▼▼▼

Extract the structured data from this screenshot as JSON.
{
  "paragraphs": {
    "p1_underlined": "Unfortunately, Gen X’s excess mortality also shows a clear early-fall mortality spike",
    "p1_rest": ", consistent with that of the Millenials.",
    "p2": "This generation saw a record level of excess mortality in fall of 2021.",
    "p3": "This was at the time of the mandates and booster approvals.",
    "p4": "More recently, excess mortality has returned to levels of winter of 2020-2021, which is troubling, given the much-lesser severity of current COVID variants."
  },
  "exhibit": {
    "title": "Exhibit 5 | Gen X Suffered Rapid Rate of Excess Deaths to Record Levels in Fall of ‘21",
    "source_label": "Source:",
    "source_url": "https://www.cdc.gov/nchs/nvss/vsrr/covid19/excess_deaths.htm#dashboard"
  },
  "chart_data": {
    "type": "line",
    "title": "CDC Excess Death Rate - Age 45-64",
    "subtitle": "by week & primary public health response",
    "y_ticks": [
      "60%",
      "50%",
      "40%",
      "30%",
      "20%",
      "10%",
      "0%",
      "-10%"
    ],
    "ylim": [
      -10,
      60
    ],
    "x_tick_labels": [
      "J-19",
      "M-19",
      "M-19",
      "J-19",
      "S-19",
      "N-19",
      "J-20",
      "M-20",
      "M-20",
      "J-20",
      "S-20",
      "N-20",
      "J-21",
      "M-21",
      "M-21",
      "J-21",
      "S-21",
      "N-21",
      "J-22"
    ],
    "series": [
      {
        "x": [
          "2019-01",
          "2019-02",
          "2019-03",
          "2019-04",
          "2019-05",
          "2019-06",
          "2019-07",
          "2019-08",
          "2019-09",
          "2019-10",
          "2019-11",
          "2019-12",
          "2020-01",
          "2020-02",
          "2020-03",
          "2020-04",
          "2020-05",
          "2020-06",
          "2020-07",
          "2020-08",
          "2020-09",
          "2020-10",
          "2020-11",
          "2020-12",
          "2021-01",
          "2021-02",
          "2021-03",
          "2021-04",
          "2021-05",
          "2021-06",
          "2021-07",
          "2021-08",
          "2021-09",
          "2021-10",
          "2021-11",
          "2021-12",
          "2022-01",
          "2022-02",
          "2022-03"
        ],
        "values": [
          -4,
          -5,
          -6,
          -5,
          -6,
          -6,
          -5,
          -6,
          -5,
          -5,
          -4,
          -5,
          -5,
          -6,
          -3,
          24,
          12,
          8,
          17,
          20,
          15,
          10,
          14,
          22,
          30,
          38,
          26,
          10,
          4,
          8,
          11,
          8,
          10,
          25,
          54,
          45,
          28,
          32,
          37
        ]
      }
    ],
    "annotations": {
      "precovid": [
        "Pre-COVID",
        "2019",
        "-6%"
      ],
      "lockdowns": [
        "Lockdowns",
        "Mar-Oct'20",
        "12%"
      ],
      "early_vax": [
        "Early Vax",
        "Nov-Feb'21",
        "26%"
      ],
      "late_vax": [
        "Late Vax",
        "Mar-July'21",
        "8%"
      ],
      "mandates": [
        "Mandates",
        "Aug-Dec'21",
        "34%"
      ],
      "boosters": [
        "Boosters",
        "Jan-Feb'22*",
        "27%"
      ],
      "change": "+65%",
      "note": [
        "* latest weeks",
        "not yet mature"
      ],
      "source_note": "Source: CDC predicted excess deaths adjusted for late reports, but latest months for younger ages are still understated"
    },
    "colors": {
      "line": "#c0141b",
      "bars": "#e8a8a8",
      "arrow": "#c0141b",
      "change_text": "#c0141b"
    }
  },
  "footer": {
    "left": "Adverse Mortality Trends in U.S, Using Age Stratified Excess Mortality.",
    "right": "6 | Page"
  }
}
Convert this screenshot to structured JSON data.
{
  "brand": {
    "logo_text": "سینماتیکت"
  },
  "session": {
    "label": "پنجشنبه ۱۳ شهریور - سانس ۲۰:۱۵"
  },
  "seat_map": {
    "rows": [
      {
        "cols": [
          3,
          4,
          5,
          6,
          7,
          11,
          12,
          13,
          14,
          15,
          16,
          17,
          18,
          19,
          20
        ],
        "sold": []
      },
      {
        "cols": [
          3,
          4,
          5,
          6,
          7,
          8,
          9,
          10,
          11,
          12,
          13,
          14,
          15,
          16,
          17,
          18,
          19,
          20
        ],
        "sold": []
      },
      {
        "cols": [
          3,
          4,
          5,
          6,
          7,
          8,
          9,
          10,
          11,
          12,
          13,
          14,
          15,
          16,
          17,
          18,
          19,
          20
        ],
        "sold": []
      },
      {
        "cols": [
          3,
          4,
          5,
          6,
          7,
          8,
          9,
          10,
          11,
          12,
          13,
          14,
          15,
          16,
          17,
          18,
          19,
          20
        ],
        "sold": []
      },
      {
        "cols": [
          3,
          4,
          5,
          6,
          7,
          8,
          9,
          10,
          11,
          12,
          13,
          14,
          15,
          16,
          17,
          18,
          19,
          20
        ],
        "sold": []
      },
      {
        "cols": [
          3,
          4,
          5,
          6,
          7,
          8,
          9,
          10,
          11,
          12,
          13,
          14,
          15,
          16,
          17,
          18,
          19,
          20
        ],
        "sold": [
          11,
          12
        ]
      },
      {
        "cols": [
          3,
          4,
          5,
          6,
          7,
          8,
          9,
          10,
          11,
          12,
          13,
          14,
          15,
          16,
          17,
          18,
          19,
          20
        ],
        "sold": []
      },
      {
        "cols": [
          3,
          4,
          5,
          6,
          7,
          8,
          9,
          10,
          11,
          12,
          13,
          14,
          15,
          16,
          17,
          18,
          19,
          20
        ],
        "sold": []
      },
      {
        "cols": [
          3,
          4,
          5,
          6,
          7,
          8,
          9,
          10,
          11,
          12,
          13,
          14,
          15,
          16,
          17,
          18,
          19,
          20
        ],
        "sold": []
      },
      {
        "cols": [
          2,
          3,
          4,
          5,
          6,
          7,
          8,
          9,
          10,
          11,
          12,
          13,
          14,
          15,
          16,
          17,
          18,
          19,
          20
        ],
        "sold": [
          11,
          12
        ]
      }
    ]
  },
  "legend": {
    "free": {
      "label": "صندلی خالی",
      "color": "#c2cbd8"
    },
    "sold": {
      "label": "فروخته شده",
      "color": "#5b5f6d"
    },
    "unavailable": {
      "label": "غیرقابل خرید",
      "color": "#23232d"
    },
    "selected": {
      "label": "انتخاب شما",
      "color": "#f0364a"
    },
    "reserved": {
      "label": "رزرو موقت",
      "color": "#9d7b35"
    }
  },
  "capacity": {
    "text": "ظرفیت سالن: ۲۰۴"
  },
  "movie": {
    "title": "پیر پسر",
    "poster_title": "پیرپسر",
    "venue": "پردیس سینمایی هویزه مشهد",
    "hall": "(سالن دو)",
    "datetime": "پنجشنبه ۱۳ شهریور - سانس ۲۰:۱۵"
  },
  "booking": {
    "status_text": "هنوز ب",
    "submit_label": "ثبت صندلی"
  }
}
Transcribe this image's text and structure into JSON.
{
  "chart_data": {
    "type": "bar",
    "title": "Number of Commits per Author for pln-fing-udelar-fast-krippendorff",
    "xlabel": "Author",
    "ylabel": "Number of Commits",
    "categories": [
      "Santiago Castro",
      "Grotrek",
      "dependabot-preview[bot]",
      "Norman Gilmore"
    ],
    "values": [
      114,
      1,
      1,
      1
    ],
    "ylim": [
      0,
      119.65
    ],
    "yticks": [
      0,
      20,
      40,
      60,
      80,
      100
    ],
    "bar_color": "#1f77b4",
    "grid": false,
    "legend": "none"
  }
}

▲▲▲

Go through the records above and retype each one exactly.

### RESULT FOR THIS TASK
Extract the structured data from this screenshot as JSON.
{
  "paragraphs": {
    "p1_underlined": "Unfortunately, Gen X’s excess mortality also shows a clear early-fall mortality spike",
    "p1_rest": ", consistent with that of the Millenials.",
    "p2": "This generation saw a record level of excess mortality in fall of 2021.",
    "p3": "This was at the time of the mandates and booster approvals.",
    "p4": "More recently, excess mortality has returned to levels of winter of 2020-2021, which is troubling, given the much-lesser severity of current COVID variants."
  },
  "exhibit": {
    "title": "Exhibit 5 | Gen X Suffered Rapid Rate of Excess Deaths to Record Levels in Fall of ‘21",
    "source_label": "Source:",
    "source_url": "https://www.cdc.gov/nchs/nvss/vsrr/covid19/excess_deaths.htm#dashboard"
  },
  "chart_data": {
    "type": "line",
    "title": "CDC Excess Death Rate - Age 45-64",
    "subtitle": "by week & primary public health response",
    "y_ticks": [
      "60%",
      "50%",
      "40%",
      "30%",
      "20%",
      "10%",
      "0%",
      "-10%"
    ],
    "ylim": [
      -10,
      60
    ],
    "x_tick_labels": [
      "J-19",
      "M-19",
      "M-19",
      "J-19",
      "S-19",
      "N-19",
      "J-20",
      "M-20",
      "M-20",
      "J-20",
      "S-20",
      "N-20",
      "J-21",
      "M-21",
      "M-21",
      "J-21",
      "S-21",
      "N-21",
      "J-22"
    ],
    "series": [
      {
        "x": [
          "2019-01",
          "2019-02",
          "2019-03",
          "2019-04",
          "2019-05",
          "2019-06",
          "2019-07",
          "2019-08",
          "2019-09",
          "2019-10",
          "2019-11",
          "2019-12",
          "2020-01",
          "2020-02",
          "2020-03",
          "2020-04",
          "2020-05",
          "2020-06",
          "2020-07",
          "2020-08",
          "2020-09",
          "2020-10",
          "2020-11",
          "2020-12",
          "2021-01",
          "2021-02",
          "2021-03",
          "2021-04",
          "2021-05",
          "2021-06",
          "2021-07",
          "2021-08",
          "2021-09",
          "2021-10",
          "2021-11",
          "2021-12",
          "2022-01",
          "2022-02",
          "2022-03"
        ],
        "values": [
          -4,
          -5,
          -6,
          -5,
          -6,
          -6,
          -5,
          -6,
          -5,
          -5,
          -4,
          -5,
          -5,
          -6,
          -3,
          24,
          12,
          8,
          17,
          20,
          15,
          10,
          14,
          22,
          30,
          38,
          26,
          10,
          4,
          8,
          11,
          8,
          10,
          25,
          54,
          45,
          28,
          32,
          37
        ]
      }
    ],
    "annotations": {
      "precovid": [
        "Pre-COVID",
        "2019",
        "-6%"
      ],
      "lockdowns": [
        "Lockdowns",
        "Mar-Oct'20",
        "12%"
      ],
      "early_vax": [
        "Early Vax",
        "Nov-Feb'21",
        "26%"
      ],
      "late_vax": [
        "Late Vax",
        "Mar-July'21",
        "8%"
      ],
      "mandates": [
        "Mandates",
        "Aug-Dec'21",
        "34%"
      ],
      "boosters": [
        "Boosters",
        "Jan-Feb'22*",
        "27%"
      ],
      "change": "+65%",
      "note": [
        "* latest weeks",
        "not yet mature"
      ],
      "source_note": "Source: CDC predicted excess deaths adjusted for late reports, but latest months for younger ages are still understated"
    },
    "colors": {
      "line": "#c0141b",
      "bars": "#e8a8a8",
      "arrow": "#c0141b",
      "change_text": "#c0141b"
    }
  },
  "footer": {
    "left": "Adverse Mortality Trends in U.S, Using Age Stratified Excess Mortality.",
    "right": "6 | Page"
  }
}
Convert this screenshot to structured JSON data.
{
  "brand": {
    "logo_text": "سینماتیکت"
  },
  "session": {
    "label": "پنجشنبه ۱۳ شهریور - سانس ۲۰:۱۵"
  },
  "seat_map": {
    "rows": [
      {
        "cols": [
          3,
          4,
          5,
          6,
          7,
          11,
          12,
          13,
          14,
          15,
          16,
          17,
          18,
          19,
          20
        ],
        "sold": []
      },
      {
        "cols": [
          3,
          4,
          5,
          6,
          7,
          8,
          9,
          10,
          11,
          12,
          13,
          14,
          15,
          16,
          17,
          18,
          19,
          20
        ],
        "sold": []
      },
      {
        "cols": [
          3,
          4,
          5,
          6,
          7,
          8,
          9,
          10,
          11,
          12,
          13,
          14,
          15,
          16,
          17,
          18,
          19,
          20
        ],
        "sold": []
      },
      {
        "cols": [
          3,
          4,
          5,
          6,
          7,
          8,
          9,
          10,
          11,
          12,
          13,
          14,
          15,
          16,
          17,
          18,
          19,
          20
        ],
        "sold": []
      },
      {
        "cols": [
          3,
          4,
          5,
          6,
          7,
          8,
          9,
          10,
          11,
          12,
          13,
          14,
          15,
          16,
          17,
          18,
          19,
          20
        ],
        "sold": []
      },
      {
        "cols": [
          3,
          4,
          5,
          6,
          7,
          8,
          9,
          10,
          11,
          12,
          13,
          14,
          15,
          16,
          17,
          18,
          19,
          20
        ],
        "sold": [
          11,
          12
        ]
      },
      {
        "cols": [
          3,
          4,
          5,
          6,
          7,
          8,
          9,
          10,
          11,
          12,
          13,
          14,
          15,
          16,
          17,
          18,
          19,
          20
        ],
        "sold": []
      },
      {
        "cols": [
          3,
          4,
          5,
          6,
          7,
          8,
          9,
          10,
          11,
          12,
          13,
          14,
          15,
          16,
          17,
          18,
          19,
          20
        ],
        "sold": []
      },
      {
        "cols": [
          3,
          4,
          5,
          6,
          7,
          8,
          9,
          10,
          11,
          12,
          13,
          14,
          15,
          16,
          17,
          18,
          19,
          20
        ],
        "sold": []
      },
      {
        "cols": [
          2,
          3,
          4,
          5,
          6,
          7,
          8,
          9,
          10,
          11,
          12,
          13,
          14,
          15,
          16,
          17,
          18,
          19,
          20
        ],
        "sold": [
          11,
          12
        ]
      }
    ]
  },
  "legend": {
    "free": {
      "label": "صندلی خالی",
      "color": "#c2cbd8"
    },
    "sold": {
      "label": "فروخته شده",
      "color": "#5b5f6d"
    },
    "unavailable": {
      "label": "غیرقابل خرید",
      "color": "#23232d"
    },
    "selected": {
      "label": "انتخاب شما",
      "color": "#f0364a"
    },
    "reserved": {
      "label": "رزرو موقت",
      "color": "#9d7b35"
    }
  },
  "capacity": {
    "text": "ظرفیت سالن: ۲۰۴"
  },
  "movie": {
    "title": "پیر پسر",
    "poster_title": "پیرپسر",
    "venue": "پردیس سینمایی هویزه مشهد",
    "hall": "(سالن دو)",
    "datetime": "پنجشنبه ۱۳ شهریور - سانس ۲۰:۱۵"
  },
  "booking": {
    "status_text": "هنوز ب",
    "submit_label": "ثبت صندلی"
  }
}
Transcribe this image's text and structure into JSON.
{
  "chart_data": {
    "type": "bar",
    "title": "Number of Commits per Author for pln-fing-udelar-fast-krippendorff",
    "xlabel": "Author",
    "ylabel": "Number of Commits",
    "categories": [
      "Santiago Castro",
      "Grotrek",
      "dependabot-preview[bot]",
      "Norman Gilmore"
    ],
    "values": [
      114,
      1,
      1,
      1
    ],
    "ylim": [
      0,
      119.65
    ],
    "yticks": [
      0,
      20,
      40,
      60,
      80,
      100
    ],
    "bar_color": "#1f77b4",
    "grid": false,
    "legend": "none"
  }
}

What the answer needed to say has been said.